» ASSIGNMENT:
Copy all lines in the data that contain the string "text".

--- --- ---

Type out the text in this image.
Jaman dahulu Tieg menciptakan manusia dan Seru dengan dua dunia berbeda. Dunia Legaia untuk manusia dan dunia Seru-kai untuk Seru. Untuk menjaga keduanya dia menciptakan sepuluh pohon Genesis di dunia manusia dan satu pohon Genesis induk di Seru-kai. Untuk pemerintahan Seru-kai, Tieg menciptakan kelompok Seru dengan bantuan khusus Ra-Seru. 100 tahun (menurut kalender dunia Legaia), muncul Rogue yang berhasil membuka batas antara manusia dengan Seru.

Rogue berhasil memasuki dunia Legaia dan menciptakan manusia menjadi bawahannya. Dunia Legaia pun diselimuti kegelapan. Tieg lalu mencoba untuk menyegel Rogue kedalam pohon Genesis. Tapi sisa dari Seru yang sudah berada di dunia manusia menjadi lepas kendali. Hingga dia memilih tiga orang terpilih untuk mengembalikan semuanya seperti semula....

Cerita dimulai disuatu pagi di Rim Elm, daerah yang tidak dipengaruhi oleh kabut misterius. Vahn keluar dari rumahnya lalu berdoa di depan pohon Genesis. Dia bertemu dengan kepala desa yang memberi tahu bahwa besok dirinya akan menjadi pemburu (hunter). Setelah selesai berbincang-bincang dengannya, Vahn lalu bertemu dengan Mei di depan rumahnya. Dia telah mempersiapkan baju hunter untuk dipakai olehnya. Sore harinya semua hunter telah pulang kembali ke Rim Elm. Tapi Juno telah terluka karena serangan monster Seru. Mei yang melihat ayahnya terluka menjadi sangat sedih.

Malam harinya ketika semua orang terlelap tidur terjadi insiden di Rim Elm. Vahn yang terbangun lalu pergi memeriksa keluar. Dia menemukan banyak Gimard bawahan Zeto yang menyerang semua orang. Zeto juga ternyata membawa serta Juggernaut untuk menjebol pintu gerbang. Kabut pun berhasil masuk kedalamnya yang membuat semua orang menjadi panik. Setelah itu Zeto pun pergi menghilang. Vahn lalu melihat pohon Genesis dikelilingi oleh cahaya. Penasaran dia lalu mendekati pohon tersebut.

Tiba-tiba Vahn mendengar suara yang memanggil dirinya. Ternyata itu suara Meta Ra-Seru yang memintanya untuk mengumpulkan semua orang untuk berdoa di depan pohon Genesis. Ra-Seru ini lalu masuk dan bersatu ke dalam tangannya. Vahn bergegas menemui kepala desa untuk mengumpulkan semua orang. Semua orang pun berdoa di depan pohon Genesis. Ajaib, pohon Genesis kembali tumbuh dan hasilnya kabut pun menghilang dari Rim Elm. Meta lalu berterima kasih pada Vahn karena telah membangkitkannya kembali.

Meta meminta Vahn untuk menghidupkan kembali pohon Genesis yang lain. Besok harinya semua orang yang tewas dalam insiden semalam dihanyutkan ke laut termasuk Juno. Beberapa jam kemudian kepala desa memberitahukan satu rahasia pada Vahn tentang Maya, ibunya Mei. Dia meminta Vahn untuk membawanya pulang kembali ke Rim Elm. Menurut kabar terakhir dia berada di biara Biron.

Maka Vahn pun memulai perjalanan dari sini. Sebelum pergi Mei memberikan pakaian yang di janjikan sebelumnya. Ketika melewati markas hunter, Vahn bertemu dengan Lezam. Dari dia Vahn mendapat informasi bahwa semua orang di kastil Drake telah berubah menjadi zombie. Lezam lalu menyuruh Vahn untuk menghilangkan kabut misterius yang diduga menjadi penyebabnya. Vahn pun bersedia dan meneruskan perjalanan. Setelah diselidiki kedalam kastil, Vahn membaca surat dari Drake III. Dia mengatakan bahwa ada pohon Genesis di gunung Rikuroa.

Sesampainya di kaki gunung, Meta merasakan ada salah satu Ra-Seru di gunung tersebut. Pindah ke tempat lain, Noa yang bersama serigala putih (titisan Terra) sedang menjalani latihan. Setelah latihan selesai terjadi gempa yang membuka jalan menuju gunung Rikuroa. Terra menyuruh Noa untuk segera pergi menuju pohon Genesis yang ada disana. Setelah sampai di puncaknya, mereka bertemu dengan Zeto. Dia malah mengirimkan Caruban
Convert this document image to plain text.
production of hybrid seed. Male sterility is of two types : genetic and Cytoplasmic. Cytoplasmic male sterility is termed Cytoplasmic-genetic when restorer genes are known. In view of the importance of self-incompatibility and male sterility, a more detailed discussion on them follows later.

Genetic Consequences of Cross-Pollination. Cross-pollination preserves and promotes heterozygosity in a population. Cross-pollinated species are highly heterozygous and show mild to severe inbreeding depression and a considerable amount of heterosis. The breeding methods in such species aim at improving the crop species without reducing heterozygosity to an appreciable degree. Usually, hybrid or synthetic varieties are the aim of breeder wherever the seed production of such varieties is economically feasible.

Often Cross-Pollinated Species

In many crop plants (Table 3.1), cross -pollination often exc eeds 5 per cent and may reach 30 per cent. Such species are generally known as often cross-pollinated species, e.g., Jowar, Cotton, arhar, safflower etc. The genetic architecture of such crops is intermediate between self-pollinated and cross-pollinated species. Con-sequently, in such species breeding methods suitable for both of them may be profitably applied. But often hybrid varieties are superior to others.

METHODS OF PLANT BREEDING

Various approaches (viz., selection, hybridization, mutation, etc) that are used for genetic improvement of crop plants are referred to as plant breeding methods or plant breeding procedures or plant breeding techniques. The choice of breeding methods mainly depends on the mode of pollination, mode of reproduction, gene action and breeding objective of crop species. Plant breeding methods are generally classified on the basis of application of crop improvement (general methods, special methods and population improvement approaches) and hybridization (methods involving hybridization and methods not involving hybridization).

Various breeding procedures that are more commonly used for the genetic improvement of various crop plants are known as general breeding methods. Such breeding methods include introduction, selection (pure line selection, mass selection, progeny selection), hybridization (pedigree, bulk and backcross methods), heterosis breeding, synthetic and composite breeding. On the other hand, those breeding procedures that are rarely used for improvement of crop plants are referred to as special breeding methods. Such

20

--- --- ---

» EXERCISE OUTPUT:
Type out the text in this image.
Convert this document image to plain text.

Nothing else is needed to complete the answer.